(Stored entries)
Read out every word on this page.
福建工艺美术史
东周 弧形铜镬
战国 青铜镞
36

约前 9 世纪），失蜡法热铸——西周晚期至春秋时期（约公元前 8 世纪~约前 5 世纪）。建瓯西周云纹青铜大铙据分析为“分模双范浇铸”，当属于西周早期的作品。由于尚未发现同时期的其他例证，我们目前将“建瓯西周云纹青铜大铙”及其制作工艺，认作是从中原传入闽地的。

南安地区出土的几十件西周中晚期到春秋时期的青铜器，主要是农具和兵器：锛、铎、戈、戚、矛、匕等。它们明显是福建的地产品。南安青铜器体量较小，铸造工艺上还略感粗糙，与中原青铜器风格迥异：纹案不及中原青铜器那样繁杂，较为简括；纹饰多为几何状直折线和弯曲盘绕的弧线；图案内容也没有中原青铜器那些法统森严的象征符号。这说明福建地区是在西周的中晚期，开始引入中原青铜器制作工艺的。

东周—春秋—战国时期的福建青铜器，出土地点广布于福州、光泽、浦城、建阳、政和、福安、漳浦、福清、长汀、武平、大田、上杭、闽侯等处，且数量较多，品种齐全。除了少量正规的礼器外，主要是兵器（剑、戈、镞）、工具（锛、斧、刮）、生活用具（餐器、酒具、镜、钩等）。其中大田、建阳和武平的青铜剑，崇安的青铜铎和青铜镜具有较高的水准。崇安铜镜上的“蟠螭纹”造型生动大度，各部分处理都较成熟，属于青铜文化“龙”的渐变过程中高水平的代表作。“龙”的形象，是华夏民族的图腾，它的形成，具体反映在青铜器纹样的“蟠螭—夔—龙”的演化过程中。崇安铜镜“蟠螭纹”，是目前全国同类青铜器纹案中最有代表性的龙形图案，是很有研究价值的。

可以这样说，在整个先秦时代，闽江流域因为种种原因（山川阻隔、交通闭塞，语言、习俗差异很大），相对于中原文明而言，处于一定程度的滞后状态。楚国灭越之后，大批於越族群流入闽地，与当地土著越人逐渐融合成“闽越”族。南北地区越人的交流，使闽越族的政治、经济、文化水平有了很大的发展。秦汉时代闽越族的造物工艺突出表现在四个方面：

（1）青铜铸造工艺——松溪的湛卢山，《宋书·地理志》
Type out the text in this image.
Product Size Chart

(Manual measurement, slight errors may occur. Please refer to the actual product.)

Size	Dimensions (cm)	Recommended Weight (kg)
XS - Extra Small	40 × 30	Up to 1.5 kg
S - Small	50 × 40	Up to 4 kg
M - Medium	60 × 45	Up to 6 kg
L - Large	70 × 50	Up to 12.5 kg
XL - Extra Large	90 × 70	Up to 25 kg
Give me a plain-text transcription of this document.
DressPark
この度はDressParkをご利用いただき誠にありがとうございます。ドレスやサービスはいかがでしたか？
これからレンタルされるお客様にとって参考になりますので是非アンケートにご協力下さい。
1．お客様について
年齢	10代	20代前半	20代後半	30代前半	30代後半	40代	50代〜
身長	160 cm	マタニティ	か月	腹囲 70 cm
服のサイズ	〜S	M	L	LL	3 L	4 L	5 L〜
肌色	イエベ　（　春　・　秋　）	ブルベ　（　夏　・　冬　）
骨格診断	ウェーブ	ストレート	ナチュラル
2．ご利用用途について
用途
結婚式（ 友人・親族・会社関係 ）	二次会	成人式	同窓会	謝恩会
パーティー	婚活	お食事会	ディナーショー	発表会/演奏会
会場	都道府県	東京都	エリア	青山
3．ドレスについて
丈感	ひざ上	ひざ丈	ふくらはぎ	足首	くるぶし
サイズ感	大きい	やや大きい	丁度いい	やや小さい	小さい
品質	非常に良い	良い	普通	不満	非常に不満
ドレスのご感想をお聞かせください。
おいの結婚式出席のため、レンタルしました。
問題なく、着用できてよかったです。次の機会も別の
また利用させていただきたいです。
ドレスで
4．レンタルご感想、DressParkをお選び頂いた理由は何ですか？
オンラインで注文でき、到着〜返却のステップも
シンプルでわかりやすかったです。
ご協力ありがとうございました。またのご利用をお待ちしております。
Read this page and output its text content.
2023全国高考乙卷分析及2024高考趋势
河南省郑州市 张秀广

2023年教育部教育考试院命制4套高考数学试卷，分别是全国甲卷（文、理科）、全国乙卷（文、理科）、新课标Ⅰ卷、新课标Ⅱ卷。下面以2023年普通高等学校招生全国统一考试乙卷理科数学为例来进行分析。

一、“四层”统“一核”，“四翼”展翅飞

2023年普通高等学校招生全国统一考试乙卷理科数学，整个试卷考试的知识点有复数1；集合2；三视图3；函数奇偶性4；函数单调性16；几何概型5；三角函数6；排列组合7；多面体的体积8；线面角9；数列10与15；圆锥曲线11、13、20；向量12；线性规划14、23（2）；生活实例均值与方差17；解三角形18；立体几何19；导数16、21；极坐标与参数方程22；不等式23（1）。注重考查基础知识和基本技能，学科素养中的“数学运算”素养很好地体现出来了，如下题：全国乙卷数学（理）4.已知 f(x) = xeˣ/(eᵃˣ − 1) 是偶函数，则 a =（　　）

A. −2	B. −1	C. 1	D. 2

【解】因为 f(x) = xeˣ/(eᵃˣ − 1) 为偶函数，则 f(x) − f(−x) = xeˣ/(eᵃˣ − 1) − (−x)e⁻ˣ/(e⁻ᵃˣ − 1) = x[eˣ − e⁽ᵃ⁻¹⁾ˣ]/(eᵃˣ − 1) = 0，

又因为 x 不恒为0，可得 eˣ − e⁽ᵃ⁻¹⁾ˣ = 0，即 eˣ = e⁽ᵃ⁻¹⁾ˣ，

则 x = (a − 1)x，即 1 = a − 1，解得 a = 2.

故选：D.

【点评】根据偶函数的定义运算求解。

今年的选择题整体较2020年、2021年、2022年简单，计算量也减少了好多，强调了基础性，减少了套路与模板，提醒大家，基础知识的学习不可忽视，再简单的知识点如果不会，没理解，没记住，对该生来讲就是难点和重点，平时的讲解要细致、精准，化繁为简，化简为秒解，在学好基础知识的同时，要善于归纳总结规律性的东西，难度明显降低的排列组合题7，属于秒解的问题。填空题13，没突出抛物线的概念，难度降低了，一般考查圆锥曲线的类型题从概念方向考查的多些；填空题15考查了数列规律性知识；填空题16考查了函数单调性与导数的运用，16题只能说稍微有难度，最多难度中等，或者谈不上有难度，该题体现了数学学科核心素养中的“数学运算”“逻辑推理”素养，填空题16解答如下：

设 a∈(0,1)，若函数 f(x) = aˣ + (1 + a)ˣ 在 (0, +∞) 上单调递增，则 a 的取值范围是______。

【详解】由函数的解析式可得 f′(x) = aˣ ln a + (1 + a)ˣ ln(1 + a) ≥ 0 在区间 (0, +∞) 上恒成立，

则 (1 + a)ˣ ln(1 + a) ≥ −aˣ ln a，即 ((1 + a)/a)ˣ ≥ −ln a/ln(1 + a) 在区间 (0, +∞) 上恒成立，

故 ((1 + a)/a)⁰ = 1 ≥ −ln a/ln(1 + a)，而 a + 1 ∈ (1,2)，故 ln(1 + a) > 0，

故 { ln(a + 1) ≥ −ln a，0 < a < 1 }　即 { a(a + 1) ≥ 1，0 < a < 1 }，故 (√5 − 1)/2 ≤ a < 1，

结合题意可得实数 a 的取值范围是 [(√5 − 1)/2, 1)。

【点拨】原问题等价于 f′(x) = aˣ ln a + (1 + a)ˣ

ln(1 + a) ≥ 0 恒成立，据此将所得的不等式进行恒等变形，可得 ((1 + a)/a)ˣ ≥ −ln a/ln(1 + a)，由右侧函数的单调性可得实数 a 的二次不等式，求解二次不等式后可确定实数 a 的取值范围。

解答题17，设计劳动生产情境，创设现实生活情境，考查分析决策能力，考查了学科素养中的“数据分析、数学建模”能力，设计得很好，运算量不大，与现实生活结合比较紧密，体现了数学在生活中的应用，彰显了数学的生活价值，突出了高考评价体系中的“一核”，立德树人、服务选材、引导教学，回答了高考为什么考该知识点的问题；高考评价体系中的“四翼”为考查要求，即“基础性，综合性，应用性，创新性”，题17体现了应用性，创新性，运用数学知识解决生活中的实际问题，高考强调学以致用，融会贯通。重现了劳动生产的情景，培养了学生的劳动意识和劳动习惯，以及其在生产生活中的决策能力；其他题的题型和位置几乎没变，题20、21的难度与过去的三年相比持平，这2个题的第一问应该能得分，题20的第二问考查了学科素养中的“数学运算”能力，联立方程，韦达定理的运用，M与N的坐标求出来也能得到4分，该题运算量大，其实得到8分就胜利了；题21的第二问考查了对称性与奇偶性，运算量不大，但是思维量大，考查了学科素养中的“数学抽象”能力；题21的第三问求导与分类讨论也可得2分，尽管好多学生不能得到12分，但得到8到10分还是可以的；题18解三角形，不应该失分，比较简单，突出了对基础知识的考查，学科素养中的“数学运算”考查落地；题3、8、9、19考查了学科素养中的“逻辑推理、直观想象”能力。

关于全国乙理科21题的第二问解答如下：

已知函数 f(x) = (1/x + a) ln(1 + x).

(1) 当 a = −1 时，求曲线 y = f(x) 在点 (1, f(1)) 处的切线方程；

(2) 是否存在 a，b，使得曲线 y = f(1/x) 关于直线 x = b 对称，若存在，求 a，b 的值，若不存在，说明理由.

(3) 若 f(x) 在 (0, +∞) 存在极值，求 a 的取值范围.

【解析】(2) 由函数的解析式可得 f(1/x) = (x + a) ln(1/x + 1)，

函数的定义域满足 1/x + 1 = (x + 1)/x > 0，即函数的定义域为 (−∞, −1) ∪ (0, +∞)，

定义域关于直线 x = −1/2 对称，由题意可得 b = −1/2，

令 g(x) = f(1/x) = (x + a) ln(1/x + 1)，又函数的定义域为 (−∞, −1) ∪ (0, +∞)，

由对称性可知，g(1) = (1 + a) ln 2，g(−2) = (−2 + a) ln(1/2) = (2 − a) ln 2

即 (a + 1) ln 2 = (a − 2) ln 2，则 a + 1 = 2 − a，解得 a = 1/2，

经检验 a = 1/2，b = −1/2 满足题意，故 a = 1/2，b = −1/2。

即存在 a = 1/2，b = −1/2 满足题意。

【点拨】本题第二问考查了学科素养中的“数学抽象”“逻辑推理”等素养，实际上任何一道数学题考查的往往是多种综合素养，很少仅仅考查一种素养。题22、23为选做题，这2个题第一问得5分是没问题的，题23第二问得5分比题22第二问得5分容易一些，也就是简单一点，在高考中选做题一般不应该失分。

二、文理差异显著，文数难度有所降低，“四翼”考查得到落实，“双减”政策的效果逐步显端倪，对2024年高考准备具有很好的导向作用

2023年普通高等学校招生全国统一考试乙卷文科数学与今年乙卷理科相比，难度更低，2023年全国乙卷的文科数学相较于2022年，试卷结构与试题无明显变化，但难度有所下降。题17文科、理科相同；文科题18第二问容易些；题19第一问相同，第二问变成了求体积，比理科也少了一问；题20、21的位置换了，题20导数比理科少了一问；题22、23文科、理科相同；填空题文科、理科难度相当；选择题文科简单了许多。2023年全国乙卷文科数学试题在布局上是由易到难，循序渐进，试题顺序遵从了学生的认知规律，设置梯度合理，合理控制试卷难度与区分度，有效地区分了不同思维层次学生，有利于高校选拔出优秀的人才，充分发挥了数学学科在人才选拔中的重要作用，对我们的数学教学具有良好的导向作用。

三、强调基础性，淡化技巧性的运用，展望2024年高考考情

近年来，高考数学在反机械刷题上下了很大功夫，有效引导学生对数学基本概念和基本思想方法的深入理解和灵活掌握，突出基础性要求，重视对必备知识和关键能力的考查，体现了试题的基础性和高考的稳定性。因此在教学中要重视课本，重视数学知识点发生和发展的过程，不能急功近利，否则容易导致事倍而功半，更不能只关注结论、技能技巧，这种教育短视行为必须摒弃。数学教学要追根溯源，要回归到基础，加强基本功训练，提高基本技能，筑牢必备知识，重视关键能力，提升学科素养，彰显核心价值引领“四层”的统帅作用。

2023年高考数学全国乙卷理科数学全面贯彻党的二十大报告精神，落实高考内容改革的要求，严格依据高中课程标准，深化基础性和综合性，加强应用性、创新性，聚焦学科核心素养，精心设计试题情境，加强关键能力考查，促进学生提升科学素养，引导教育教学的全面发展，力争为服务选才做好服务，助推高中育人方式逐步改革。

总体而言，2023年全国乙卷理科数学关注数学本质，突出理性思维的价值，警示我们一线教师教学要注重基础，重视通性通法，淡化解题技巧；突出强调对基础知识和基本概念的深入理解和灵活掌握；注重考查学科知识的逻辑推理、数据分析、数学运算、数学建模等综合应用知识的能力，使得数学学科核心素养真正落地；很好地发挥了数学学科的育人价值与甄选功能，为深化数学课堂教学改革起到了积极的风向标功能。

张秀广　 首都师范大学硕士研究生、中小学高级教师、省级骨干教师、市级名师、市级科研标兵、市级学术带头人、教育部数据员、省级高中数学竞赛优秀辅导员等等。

- **AIM**:
Filter the records down to the lines that contain the string "Extra", and copy those lines.

- **RESULT FOR THIS TASK**:
XS - Extra Small	40 × 30	Up to 1.5 kg
XL - Extra Large	90 × 70	Up to 25 kg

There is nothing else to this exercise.